Dataset items
--
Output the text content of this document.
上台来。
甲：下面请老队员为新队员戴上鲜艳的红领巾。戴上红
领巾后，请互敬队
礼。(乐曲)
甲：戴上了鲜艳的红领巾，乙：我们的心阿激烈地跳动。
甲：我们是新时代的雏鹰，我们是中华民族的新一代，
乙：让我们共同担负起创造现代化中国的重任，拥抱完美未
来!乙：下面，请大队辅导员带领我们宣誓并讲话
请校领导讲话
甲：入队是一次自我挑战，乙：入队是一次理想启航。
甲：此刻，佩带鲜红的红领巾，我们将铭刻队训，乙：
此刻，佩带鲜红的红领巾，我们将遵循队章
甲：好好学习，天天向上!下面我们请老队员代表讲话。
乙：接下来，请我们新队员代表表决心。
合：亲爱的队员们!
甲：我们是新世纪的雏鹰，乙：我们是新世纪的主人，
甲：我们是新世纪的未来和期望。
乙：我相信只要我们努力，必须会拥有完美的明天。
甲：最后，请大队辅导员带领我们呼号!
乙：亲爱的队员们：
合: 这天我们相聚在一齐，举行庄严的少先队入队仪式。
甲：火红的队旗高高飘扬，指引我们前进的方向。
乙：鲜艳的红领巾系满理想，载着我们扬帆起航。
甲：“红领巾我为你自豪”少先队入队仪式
--
- **Set task**
Filter out all lines lacking the word "佩带鲜红的红领巾" and copy the rest.

- **Completed exercise**
甲：此刻，佩带鲜红的红领巾，我们将铭刻队训，乙：
此刻，佩带鲜红的红领巾，我们将遵循队章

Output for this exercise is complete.